Dataset items
....

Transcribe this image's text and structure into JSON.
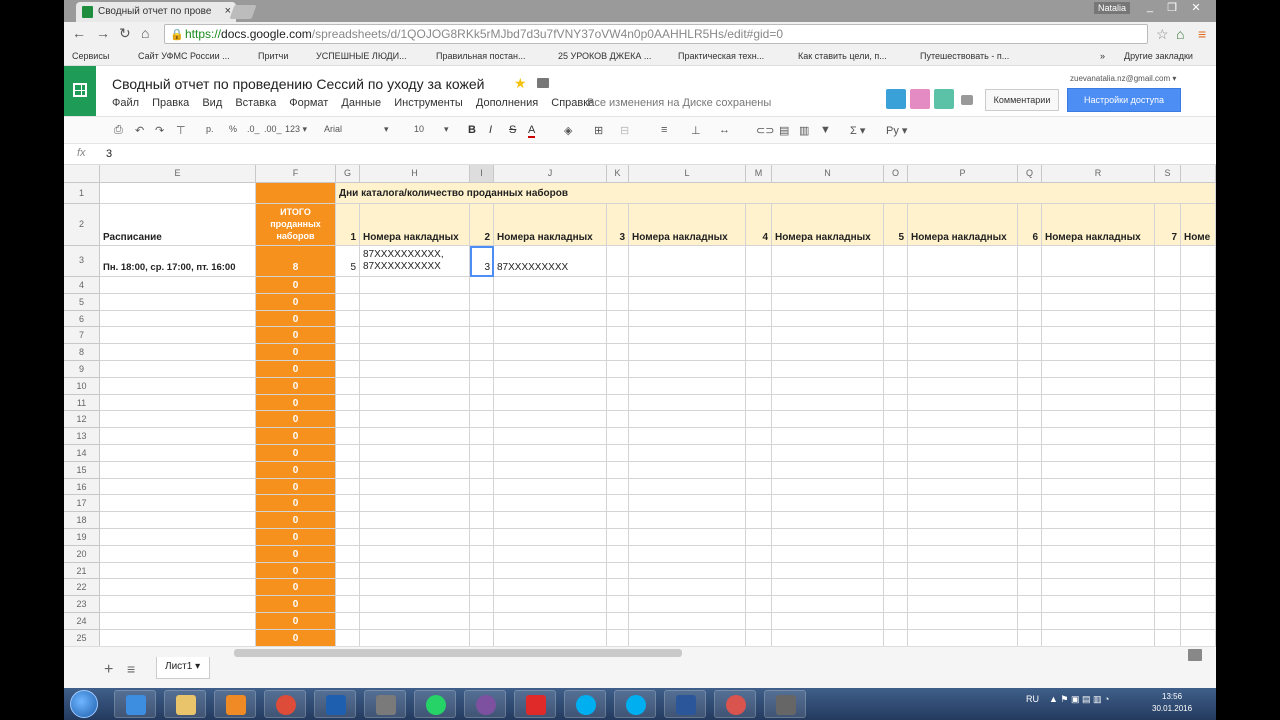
{
  "browser": {
    "tab_title": "Сводный отчет по прове",
    "tab_close": "×",
    "user": "Natalia",
    "win_buttons": [
      "_",
      "❐",
      "✕"
    ],
    "url_scheme": "https://",
    "url_host": "docs.google.com",
    "url_path": "/spreadsheets/d/1QOJOG8RKk5rMJbd7d3u7fVNY37oVW4n0p0AAHHLR5Hs/edit#gid=0",
    "bookmarks": [
      "Сервисы",
      "Сайт УФМС России ...",
      "Притчи",
      "УСПЕШНЫЕ ЛЮДИ...",
      "Правильная постан...",
      "25 УРОКОВ ДЖЕКА ...",
      "Практическая техн...",
      "Как ставить цели, п...",
      "Путешествовать - п..."
    ],
    "bookmarks_more": "»",
    "other_bookmarks": "Другие закладки"
  },
  "doc": {
    "title": "Сводный отчет по проведению Сессий по уходу за кожей",
    "menu": [
      "Файл",
      "Правка",
      "Вид",
      "Вставка",
      "Формат",
      "Данные",
      "Инструменты",
      "Дополнения",
      "Справка"
    ],
    "saved_status": "Все изменения на Диске сохранены",
    "account_email": "zuevanatalia.nz@gmail.com ▾",
    "comments_label": "Комментарии",
    "share_label": "Настройки доступа"
  },
  "toolbar": {
    "currency": "р.",
    "percent": "%",
    "decimal_less": ".0_",
    "decimal_more": ".00_",
    "number_format": "123 ▾",
    "font": "Arial",
    "font_size": "10",
    "bold": "B",
    "italic": "I",
    "strike": "S",
    "text_color": "A",
    "sigma": "Σ ▾",
    "input_tools": "Ру ▾"
  },
  "formula": {
    "fx": "fx",
    "value": "3"
  },
  "grid": {
    "col_headers": [
      "E",
      "F",
      "G",
      "H",
      "I",
      "J",
      "K",
      "L",
      "M",
      "N",
      "O",
      "P",
      "Q",
      "R",
      "S"
    ],
    "row1_header": "Дни каталога/количество проданных наборов",
    "row2": {
      "schedule_label": "Расписание",
      "total_label": "ИТОГО проданных наборов",
      "groups": [
        {
          "day": "1",
          "label": "Номера накладных"
        },
        {
          "day": "2",
          "label": "Номера накладных"
        },
        {
          "day": "3",
          "label": "Номера накладных"
        },
        {
          "day": "4",
          "label": "Номера накладных"
        },
        {
          "day": "5",
          "label": "Номера накладных"
        },
        {
          "day": "6",
          "label": "Номера накладных"
        },
        {
          "day": "7",
          "label": "Номе"
        }
      ]
    },
    "row3": {
      "schedule": "Пн. 18:00, ср. 17:00, пт. 16:00",
      "total": "8",
      "g_value": "5",
      "h_line1": "87XXXXXXXXXX,",
      "h_line2": "87XXXXXXXXXX",
      "i_value": "3",
      "j_value": "87XXXXXXXXX"
    },
    "row_numbers": [
      "1",
      "2",
      "3",
      "4",
      "5",
      "6",
      "7",
      "8",
      "9",
      "10",
      "11",
      "12",
      "13",
      "14",
      "15",
      "16",
      "17",
      "18",
      "19",
      "20",
      "21",
      "22",
      "23",
      "24",
      "25"
    ],
    "empty_totals": [
      "0",
      "0",
      "0",
      "0",
      "0",
      "0",
      "0",
      "0",
      "0",
      "0",
      "0",
      "0",
      "0",
      "0",
      "0",
      "0",
      "0",
      "0",
      "0",
      "0",
      "0",
      "0"
    ]
  },
  "sheets": {
    "add": "+",
    "list": "≡",
    "active": "Лист1 ▾"
  },
  "taskbar": {
    "lang": "RU",
    "time": "13:56",
    "date": "30.01.2016",
    "apps": [
      "internet-explorer",
      "file-explorer",
      "media-player",
      "chrome",
      "outlook",
      "calculator",
      "whatsapp",
      "viber",
      "yandex",
      "skype",
      "skype-2",
      "word",
      "paint",
      "screen-recorder"
    ]
  },
  "colors": {
    "orange": "#f6911e",
    "yellow": "#fff2cc",
    "sheets_green": "#1f9b58",
    "share_blue": "#4d8ef4"
  }
}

....

### What to produce
Omit all pictures while transcribing the entries verbatim.

### Expected answer
Transcribe this image's text and structure into JSON.
{
  "browser": {
    "tab_title": "Сводный отчет по прове",
    "tab_close": "×",
    "user": "Natalia",
    "win_buttons": [
      "_",
      "❐",
      "✕"
    ],
    "url_scheme": "https://",
    "url_host": "docs.google.com",
    "url_path": "/spreadsheets/d/1QOJOG8RKk5rMJbd7d3u7fVNY37oVW4n0p0AAHHLR5Hs/edit#gid=0",
    "bookmarks": [
      "Сервисы",
      "Сайт УФМС России ...",
      "Притчи",
      "УСПЕШНЫЕ ЛЮДИ...",
      "Правильная постан...",
      "25 УРОКОВ ДЖЕКА ...",
      "Практическая техн...",
      "Как ставить цели, п...",
      "Путешествовать - п..."
    ],
    "bookmarks_more": "»",
    "other_bookmarks": "Другие закладки"
  },
  "doc": {
    "title": "Сводный отчет по проведению Сессий по уходу за кожей",
    "menu": [
      "Файл",
      "Правка",
      "Вид",
      "Вставка",
      "Формат",
      "Данные",
      "Инструменты",
      "Дополнения",
      "Справка"
    ],
    "saved_status": "Все изменения на Диске сохранены",
    "account_email": "zuevanatalia.nz@gmail.com ▾",
    "comments_label": "Комментарии",
    "share_label": "Настройки доступа"
  },
  "toolbar": {
    "currency": "р.",
    "percent": "%",
    "decimal_less": ".0_",
    "decimal_more": ".00_",
    "number_format": "123 ▾",
    "font": "Arial",
    "font_size": "10",
    "bold": "B",
    "italic": "I",
    "strike": "S",
    "text_color": "A",
    "sigma": "Σ ▾",
    "input_tools": "Ру ▾"
  },
  "formula": {
    "fx": "fx",
    "value": "3"
  },
  "grid": {
    "col_headers": [
      "E",
      "F",
      "G",
      "H",
      "I",
      "J",
      "K",
      "L",
      "M",
      "N",
      "O",
      "P",
      "Q",
      "R",
      "S"
    ],
    "row1_header": "Дни каталога/количество проданных наборов",
    "row2": {
      "schedule_label": "Расписание",
      "total_label": "ИТОГО проданных наборов",
      "groups": [
        {
          "day": "1",
          "label": "Номера накладных"
        },
        {
          "day": "2",
          "label": "Номера накладных"
        },
        {
          "day": "3",
          "label": "Номера накладных"
        },
        {
          "day": "4",
          "label": "Номера накладных"
        },
        {
          "day": "5",
          "label": "Номера накладных"
        },
        {
          "day": "6",
          "label": "Номера накладных"
        },
        {
          "day": "7",
          "label": "Номе"
        }
      ]
    },
    "row3": {
      "schedule": "Пн. 18:00, ср. 17:00, пт. 16:00",
      "total": "8",
      "g_value": "5",
      "h_line1": "87XXXXXXXXXX,",
      "h_line2": "87XXXXXXXXXX",
      "i_value": "3",
      "j_value": "87XXXXXXXXX"
    },
    "row_numbers": [
      "1",
      "2",
      "3",
      "4",
      "5",
      "6",
      "7",
      "8",
      "9",
      "10",
      "11",
      "12",
      "13",
      "14",
      "15",
      "16",
      "17",
      "18",
      "19",
      "20",
      "21",
      "22",
      "23",
      "24",
      "25"
    ],
    "empty_totals": [
      "0",
      "0",
      "0",
      "0",
      "0",
      "0",
      "0",
      "0",
      "0",
      "0",
      "0",
      "0",
      "0",
      "0",
      "0",
      "0",
      "0",
      "0",
      "0",
      "0",
      "0",
      "0"
    ]
  },
  "sheets": {
    "add": "+",
    "list": "≡",
    "active": "Лист1 ▾"
  },
  "taskbar": {
    "lang": "RU",
    "time": "13:56",
    "date": "30.01.2016",
    "apps": [
      "internet-explorer",
      "file-explorer",
      "media-player",
      "chrome",
      "outlook",
      "calculator",
      "whatsapp",
      "viber",
      "yandex",
      "skype",
      "skype-2",
      "word",
      "paint",
      "screen-recorder"
    ]
  },
  "colors": {
    "orange": "#f6911e",
    "yellow": "#fff2cc",
    "sheets_green": "#1f9b58",
    "share_blue": "#4d8ef4"
  }
}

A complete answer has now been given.